▶ _Your goal_: Select the lines of the records containing the word "JSON" and list them.

▶ _Stored records_:
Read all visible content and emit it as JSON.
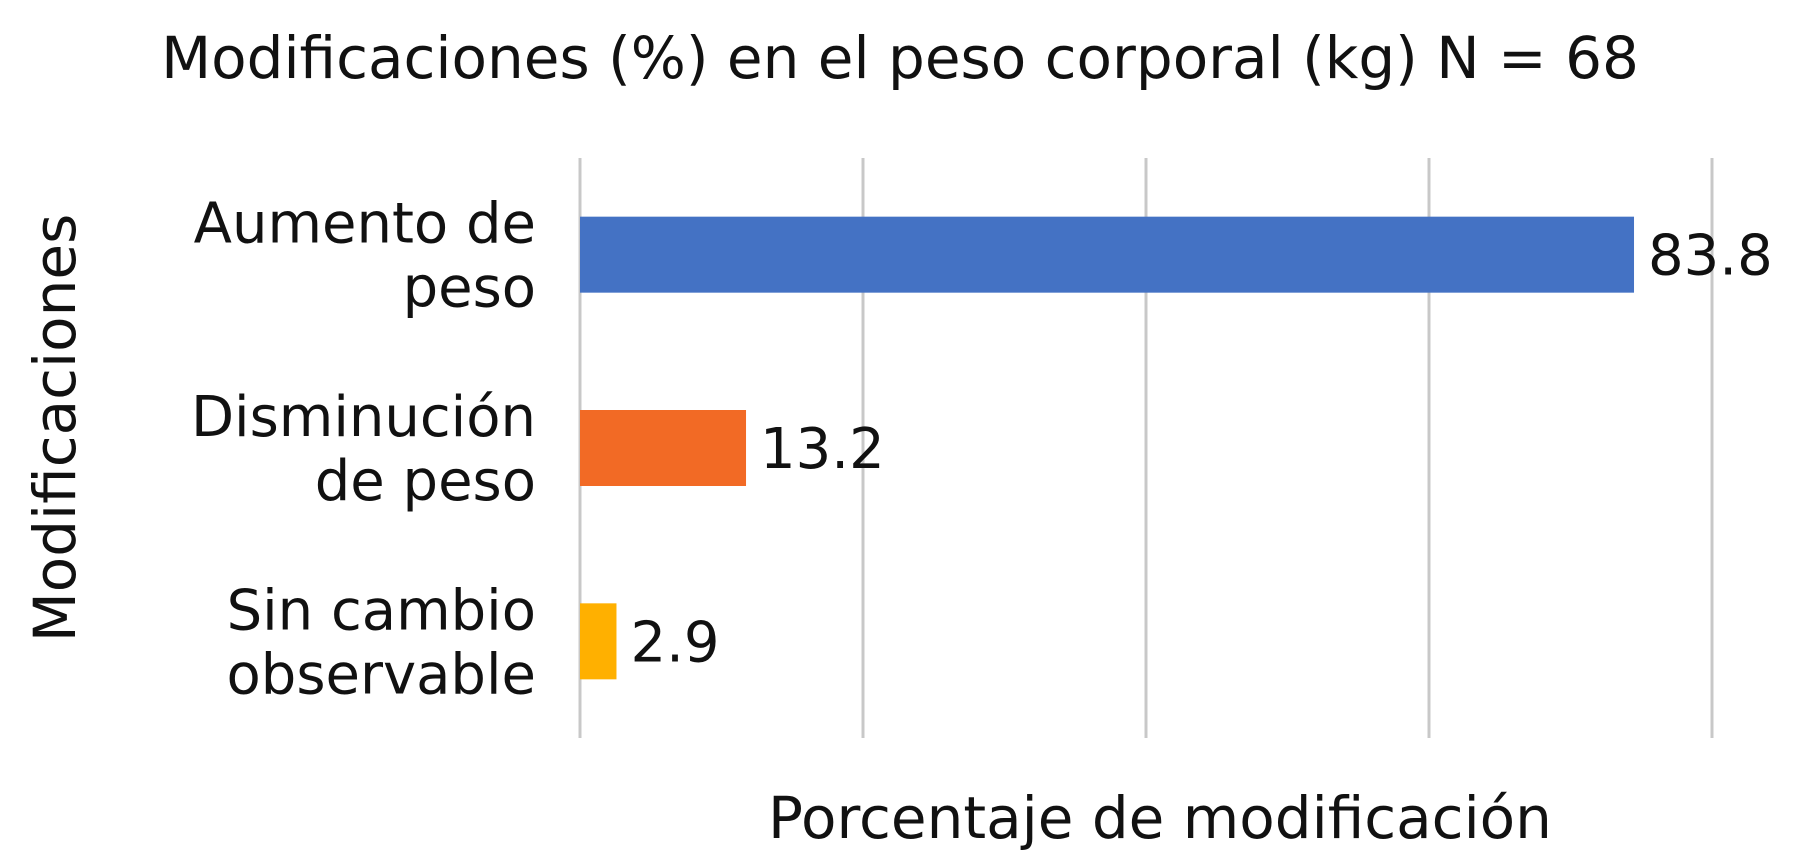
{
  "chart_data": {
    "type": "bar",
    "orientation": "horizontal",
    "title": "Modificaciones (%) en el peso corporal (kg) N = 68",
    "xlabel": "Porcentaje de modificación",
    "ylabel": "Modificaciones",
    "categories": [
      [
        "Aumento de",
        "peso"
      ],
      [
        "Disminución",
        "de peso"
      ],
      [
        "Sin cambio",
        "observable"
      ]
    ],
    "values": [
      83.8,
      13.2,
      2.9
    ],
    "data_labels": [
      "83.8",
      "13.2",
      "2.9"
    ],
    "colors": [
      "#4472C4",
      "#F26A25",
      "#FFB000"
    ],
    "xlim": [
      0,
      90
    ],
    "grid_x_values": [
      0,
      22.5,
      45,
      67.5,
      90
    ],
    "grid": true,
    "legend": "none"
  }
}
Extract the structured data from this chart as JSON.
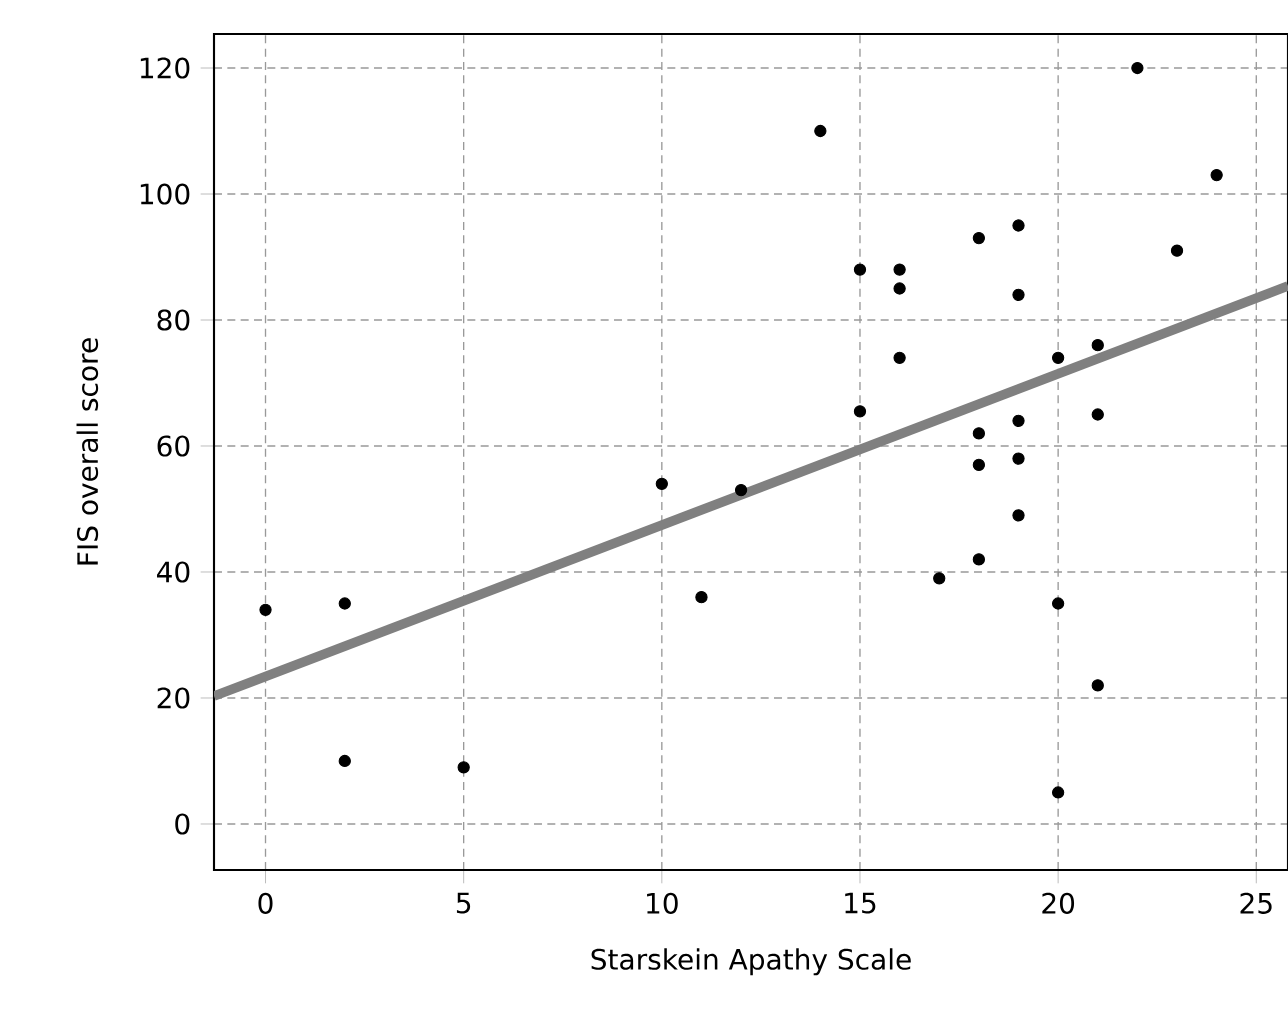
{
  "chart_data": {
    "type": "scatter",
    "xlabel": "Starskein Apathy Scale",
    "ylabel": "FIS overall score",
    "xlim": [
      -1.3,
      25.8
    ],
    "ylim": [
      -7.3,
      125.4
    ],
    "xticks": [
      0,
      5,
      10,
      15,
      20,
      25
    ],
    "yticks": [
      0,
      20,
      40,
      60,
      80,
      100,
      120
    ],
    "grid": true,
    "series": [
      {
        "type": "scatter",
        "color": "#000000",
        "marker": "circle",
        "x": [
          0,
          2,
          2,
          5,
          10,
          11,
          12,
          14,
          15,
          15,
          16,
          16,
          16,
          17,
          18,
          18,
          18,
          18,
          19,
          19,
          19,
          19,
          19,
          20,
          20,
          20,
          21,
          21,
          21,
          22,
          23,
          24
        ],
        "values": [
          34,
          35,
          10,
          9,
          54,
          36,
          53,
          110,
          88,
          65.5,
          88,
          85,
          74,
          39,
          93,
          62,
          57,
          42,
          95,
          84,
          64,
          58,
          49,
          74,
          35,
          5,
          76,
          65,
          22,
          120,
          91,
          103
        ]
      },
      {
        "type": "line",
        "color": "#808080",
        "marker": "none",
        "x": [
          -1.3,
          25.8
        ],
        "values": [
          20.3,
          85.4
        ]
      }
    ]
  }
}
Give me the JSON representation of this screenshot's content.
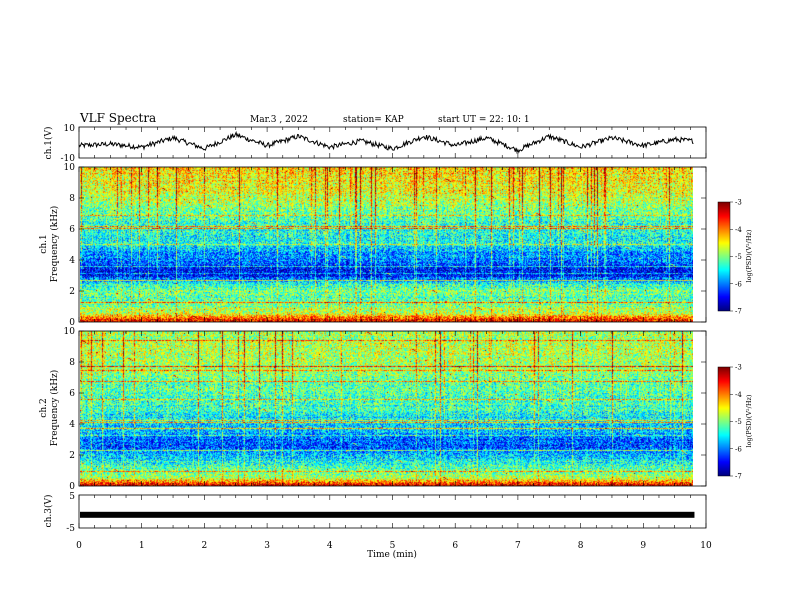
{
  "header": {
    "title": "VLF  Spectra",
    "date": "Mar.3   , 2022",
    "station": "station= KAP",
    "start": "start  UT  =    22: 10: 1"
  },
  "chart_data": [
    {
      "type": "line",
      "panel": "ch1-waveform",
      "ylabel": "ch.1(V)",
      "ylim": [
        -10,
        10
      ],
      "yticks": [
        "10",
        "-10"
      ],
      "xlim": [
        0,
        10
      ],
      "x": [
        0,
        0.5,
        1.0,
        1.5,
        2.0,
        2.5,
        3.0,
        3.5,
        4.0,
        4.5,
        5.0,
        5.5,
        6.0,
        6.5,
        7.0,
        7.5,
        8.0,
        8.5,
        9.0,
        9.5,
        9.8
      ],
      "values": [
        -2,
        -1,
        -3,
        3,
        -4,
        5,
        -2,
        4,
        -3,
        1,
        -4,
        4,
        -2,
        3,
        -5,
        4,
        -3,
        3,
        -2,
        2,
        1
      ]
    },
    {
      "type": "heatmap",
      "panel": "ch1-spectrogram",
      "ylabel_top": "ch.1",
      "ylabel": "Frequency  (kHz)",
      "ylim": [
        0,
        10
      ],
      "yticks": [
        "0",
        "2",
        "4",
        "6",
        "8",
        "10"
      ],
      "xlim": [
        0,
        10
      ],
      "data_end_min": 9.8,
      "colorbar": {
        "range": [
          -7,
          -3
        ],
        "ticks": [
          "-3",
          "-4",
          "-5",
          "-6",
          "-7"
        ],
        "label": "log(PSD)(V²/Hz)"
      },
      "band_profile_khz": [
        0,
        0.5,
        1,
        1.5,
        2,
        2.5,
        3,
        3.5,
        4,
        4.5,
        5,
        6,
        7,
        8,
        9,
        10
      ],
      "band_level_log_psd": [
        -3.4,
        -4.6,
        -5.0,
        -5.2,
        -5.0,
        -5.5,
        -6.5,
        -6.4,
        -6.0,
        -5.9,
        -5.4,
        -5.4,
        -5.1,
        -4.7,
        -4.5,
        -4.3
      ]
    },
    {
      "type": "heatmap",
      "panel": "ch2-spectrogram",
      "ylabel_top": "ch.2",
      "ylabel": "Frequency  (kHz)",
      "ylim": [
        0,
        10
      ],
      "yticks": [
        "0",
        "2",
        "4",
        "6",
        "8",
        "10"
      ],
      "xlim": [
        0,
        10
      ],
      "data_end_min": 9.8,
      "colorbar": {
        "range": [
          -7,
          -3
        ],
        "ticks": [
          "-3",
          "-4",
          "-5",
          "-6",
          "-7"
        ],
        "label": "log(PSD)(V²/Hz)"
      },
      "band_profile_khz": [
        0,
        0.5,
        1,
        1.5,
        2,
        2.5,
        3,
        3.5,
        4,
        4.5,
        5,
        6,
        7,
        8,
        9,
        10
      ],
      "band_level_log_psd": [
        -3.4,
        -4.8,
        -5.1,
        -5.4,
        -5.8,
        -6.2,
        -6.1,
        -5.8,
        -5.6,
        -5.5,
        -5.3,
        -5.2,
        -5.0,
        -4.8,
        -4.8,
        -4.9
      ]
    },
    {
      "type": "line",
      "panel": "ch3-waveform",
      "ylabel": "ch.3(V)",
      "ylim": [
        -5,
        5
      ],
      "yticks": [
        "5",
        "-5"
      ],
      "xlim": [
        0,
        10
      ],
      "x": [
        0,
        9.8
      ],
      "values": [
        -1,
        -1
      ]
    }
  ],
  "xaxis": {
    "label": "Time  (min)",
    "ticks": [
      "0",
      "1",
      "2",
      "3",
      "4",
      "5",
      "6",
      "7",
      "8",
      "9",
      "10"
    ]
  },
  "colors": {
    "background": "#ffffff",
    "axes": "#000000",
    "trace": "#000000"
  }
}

▶ _Finished answer_:
Read all visible content and emit it as JSON.
Extract the structured data from this chart as JSON.
Give me the JSON representation of this screenshot's content.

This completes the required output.